A block of data ->
● ● ● ●
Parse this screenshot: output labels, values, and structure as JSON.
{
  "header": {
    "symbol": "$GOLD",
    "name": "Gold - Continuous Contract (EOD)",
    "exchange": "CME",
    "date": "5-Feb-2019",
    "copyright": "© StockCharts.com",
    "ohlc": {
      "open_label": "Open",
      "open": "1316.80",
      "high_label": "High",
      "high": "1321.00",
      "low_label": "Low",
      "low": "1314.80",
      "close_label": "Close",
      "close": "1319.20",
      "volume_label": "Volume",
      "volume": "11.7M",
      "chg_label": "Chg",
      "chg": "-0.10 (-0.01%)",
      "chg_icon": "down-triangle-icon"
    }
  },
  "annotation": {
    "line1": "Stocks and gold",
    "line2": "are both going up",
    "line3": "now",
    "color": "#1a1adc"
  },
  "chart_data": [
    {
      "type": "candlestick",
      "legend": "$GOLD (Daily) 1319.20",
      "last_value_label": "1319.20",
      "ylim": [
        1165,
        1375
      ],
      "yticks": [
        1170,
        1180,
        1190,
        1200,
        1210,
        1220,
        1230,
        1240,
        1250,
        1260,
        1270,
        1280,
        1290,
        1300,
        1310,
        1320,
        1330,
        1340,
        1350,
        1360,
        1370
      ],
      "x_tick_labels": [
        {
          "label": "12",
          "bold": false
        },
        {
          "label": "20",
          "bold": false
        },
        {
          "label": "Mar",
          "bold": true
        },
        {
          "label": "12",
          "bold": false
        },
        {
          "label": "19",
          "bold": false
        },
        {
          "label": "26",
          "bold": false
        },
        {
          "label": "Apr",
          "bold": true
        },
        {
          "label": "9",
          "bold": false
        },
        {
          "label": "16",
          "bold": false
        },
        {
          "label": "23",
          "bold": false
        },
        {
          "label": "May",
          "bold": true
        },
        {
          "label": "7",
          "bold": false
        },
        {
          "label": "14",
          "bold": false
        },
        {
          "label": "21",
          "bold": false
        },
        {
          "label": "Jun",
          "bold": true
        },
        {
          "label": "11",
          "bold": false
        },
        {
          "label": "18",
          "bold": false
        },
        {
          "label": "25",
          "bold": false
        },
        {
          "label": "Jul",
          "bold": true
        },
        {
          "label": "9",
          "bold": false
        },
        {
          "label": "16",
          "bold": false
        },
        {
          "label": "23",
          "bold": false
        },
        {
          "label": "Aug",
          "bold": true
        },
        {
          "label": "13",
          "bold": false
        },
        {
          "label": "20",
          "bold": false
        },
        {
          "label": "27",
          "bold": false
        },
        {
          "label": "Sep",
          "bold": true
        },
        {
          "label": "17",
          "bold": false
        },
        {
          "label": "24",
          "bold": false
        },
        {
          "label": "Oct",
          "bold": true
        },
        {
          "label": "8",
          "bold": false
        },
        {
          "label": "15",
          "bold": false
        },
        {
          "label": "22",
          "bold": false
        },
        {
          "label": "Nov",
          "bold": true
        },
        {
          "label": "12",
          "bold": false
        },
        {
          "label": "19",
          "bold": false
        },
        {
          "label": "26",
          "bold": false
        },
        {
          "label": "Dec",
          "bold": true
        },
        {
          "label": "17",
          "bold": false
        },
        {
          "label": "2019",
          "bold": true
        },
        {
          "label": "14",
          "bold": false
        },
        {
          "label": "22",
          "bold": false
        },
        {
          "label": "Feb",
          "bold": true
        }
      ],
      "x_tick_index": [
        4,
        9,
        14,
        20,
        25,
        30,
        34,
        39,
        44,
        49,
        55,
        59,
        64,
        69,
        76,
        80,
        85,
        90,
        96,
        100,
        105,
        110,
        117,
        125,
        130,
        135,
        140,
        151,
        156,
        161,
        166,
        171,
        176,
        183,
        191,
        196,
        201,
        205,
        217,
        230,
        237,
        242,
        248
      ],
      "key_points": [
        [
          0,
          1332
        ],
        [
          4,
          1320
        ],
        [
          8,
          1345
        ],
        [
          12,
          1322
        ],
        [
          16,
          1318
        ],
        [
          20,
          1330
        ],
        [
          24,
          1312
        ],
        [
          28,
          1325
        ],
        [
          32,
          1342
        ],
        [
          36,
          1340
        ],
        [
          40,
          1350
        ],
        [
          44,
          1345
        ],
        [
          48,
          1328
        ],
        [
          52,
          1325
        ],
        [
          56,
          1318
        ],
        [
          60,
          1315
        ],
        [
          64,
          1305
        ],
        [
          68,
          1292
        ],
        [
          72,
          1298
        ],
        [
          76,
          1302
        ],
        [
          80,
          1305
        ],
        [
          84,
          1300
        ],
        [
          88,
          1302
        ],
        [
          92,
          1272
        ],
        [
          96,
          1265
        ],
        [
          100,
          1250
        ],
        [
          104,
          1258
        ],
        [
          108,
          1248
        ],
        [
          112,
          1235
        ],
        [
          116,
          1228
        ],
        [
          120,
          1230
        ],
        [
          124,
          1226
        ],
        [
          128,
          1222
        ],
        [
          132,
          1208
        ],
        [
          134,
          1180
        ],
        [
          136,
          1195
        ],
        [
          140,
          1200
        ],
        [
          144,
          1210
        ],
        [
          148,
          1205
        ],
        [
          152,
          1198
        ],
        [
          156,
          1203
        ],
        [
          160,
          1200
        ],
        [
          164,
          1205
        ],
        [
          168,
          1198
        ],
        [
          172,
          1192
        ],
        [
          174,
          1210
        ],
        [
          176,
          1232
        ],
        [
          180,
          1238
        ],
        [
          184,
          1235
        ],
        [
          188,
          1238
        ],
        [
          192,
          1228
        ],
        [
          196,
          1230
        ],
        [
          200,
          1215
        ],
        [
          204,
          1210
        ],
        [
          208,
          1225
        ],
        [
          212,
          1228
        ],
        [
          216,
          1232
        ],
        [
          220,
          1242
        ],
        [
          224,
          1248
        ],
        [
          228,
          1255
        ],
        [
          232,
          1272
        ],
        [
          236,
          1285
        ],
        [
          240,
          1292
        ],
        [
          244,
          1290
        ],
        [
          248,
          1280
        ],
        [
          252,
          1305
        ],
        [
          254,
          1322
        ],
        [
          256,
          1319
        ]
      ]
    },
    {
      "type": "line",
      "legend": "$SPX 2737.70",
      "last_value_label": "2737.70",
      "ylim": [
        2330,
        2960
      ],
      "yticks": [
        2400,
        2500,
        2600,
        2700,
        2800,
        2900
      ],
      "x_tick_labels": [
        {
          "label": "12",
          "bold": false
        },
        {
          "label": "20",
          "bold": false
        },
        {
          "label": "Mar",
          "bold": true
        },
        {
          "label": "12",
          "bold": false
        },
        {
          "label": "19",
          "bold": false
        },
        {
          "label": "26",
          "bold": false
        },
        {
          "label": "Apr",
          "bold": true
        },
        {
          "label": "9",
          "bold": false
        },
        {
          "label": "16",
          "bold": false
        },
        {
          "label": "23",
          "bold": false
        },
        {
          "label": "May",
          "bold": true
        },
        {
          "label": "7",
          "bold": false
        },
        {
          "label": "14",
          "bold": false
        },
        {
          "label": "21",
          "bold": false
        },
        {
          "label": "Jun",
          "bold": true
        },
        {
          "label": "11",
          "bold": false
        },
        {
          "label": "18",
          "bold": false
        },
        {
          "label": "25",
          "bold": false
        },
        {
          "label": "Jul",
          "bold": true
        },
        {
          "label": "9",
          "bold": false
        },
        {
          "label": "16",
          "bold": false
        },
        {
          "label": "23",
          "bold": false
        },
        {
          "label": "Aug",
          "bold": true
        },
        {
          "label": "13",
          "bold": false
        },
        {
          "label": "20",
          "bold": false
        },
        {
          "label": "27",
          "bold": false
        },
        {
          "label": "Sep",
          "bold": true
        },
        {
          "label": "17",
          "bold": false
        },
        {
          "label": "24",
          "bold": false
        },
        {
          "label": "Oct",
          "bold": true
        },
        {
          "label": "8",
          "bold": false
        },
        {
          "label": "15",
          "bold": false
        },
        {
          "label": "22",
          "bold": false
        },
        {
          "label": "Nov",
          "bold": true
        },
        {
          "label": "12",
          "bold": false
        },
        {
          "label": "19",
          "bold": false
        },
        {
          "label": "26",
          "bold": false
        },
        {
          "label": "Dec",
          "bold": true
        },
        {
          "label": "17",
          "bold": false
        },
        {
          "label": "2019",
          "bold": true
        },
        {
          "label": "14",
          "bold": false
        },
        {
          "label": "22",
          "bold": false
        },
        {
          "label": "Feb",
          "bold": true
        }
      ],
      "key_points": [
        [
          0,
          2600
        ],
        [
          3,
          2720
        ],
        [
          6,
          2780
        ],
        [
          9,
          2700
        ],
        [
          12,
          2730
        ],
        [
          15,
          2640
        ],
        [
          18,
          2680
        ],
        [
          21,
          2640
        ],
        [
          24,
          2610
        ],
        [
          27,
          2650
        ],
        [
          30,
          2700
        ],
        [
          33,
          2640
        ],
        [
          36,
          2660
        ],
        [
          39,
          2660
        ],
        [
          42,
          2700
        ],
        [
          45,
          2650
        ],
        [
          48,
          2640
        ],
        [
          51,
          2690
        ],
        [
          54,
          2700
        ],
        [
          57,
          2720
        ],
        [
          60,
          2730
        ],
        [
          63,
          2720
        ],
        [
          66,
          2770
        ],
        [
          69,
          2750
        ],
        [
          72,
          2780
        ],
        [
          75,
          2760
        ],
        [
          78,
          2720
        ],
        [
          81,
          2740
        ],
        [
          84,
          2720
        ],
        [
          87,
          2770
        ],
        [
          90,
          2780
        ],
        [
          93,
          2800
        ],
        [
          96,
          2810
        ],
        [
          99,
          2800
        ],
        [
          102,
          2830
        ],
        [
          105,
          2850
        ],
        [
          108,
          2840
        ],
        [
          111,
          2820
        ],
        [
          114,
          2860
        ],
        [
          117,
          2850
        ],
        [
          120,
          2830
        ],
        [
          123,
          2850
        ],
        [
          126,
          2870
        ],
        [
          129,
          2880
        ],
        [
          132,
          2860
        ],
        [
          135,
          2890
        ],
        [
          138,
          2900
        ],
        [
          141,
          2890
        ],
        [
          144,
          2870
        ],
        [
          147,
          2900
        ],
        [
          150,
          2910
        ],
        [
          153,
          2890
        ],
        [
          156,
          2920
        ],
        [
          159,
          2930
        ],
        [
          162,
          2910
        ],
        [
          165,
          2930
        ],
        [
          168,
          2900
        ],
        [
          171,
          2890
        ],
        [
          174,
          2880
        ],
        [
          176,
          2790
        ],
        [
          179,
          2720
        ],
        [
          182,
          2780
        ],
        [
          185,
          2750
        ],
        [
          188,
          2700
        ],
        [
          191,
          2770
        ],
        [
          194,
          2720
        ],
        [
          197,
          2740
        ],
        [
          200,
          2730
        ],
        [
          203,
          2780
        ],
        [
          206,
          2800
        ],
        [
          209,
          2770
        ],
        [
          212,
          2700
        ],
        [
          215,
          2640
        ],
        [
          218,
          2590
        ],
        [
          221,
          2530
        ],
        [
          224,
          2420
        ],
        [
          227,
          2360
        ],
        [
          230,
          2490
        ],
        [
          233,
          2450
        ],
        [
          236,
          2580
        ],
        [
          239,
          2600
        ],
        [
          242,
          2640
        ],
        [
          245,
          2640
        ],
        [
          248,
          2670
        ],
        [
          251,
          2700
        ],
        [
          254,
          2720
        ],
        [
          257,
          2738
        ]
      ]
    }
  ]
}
● ● ● ●
What the exercise asks ->
Collect the lines of the data that carry the word "legend".

Task output ->
      "legend": "$GOLD (Daily) 1319.20",
      "legend": "$SPX 2737.70",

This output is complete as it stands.